Records about charts and figures:
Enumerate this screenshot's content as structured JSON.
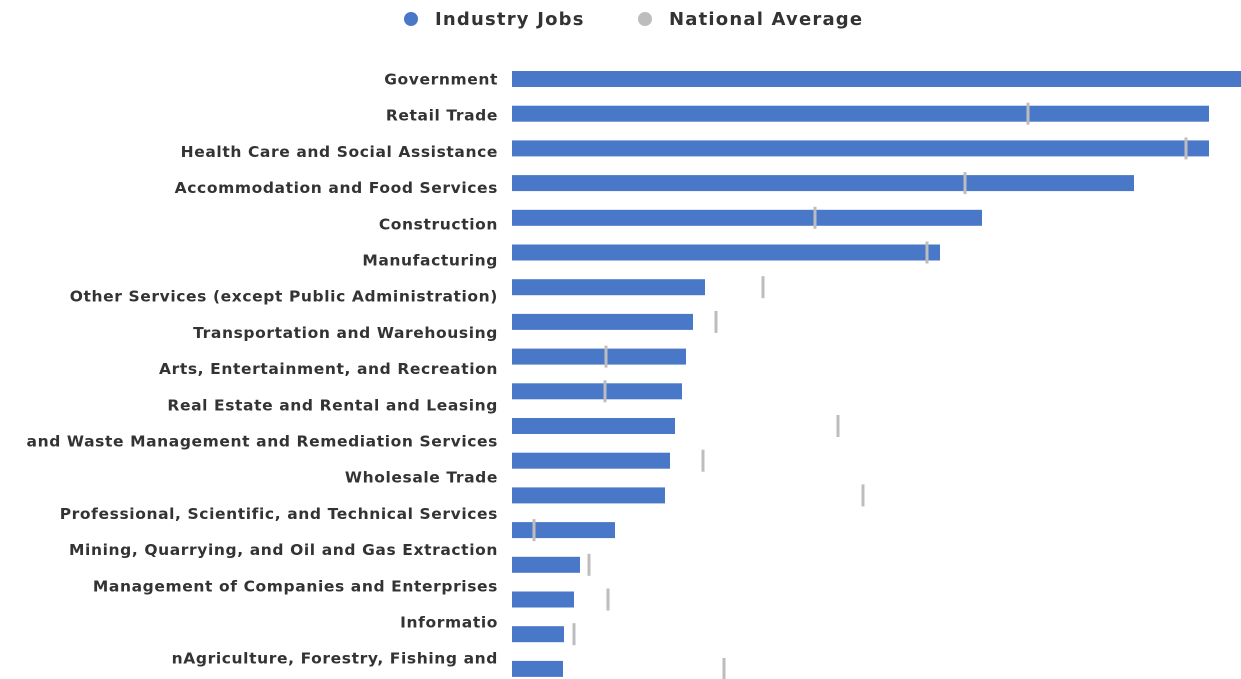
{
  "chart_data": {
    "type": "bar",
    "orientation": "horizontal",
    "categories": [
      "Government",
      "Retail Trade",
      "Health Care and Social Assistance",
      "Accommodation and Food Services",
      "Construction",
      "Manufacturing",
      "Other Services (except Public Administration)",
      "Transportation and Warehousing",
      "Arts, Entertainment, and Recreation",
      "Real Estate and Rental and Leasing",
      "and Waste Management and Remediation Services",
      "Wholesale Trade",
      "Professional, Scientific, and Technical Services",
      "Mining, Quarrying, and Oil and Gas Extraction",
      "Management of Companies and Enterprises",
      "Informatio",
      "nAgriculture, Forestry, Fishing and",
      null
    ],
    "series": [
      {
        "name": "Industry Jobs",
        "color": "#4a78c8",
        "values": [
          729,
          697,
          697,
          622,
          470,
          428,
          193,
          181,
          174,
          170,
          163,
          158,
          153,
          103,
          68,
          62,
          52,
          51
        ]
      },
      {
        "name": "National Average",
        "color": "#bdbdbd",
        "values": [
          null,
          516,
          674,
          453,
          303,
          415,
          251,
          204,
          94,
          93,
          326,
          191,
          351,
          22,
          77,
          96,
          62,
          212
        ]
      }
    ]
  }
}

==

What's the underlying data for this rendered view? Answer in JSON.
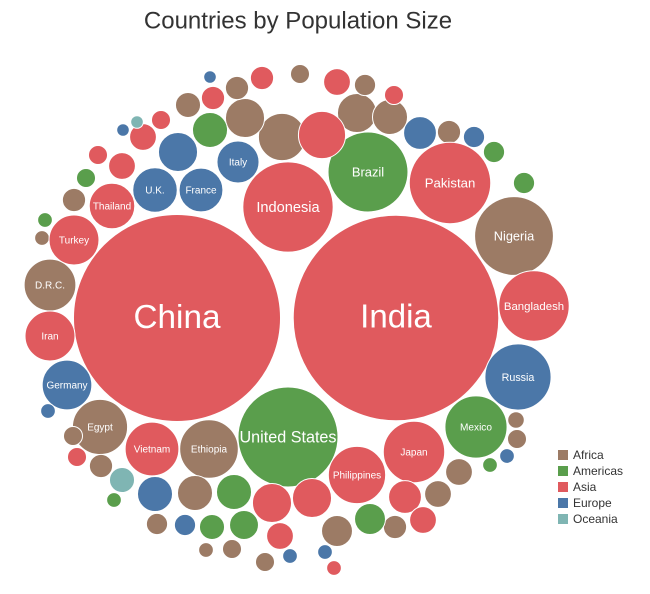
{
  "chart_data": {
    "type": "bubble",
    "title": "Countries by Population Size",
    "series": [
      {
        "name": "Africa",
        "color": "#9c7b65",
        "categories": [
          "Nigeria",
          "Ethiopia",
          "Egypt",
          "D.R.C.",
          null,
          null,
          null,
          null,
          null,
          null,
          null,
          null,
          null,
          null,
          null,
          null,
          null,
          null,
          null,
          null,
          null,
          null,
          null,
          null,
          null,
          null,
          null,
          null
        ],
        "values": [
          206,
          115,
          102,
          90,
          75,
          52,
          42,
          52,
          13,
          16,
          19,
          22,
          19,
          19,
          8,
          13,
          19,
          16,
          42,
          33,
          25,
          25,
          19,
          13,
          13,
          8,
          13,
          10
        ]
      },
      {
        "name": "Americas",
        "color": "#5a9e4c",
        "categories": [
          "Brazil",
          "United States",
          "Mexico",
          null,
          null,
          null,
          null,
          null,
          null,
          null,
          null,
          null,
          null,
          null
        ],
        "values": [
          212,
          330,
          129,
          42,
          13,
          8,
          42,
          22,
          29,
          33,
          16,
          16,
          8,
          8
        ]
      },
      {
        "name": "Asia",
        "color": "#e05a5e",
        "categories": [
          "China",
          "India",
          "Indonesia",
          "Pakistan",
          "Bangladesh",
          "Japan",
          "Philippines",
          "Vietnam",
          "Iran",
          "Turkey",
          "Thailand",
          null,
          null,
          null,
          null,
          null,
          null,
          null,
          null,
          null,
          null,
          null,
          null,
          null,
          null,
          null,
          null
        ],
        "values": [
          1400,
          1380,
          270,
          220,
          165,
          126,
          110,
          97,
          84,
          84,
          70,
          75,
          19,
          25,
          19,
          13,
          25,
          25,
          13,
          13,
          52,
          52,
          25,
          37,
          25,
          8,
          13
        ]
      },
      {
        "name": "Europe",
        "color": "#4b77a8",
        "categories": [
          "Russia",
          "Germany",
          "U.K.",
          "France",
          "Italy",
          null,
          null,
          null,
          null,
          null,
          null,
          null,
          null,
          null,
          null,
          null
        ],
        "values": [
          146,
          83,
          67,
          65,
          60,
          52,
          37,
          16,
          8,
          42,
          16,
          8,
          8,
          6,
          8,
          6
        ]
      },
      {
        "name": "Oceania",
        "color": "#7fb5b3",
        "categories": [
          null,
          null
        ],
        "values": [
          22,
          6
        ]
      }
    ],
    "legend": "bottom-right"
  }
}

--

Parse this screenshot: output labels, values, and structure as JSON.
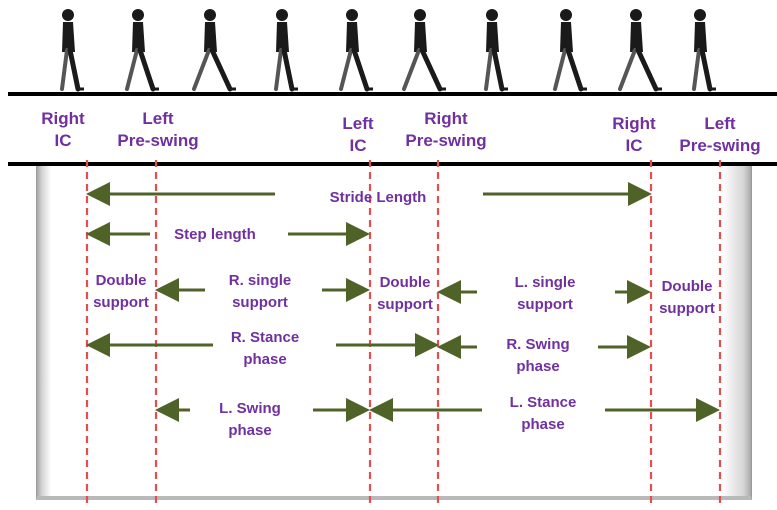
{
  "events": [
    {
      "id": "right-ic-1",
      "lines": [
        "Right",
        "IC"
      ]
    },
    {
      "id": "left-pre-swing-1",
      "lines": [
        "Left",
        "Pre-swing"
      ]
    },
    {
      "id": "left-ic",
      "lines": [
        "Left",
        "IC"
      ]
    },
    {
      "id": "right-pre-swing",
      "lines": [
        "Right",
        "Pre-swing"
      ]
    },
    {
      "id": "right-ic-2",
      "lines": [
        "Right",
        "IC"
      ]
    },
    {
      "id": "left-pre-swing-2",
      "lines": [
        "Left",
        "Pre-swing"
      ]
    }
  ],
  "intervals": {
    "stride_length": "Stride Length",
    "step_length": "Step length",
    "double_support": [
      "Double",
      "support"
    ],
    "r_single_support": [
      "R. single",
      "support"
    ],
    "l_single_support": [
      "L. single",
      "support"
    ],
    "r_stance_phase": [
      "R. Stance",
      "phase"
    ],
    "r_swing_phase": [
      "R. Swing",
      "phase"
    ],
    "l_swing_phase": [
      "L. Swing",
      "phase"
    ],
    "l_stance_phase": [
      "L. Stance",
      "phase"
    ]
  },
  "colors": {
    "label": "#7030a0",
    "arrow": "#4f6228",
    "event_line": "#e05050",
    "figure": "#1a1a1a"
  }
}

▸ Work to complete: Copy out each line in the preceding records that contains "Services".

▸ Result:
      "Accommodation and Food Services",
      "Other Services (except Public Administration)",
      "and Waste Management and Remediation Services",
      "Professional, Scientific, and Technical Services",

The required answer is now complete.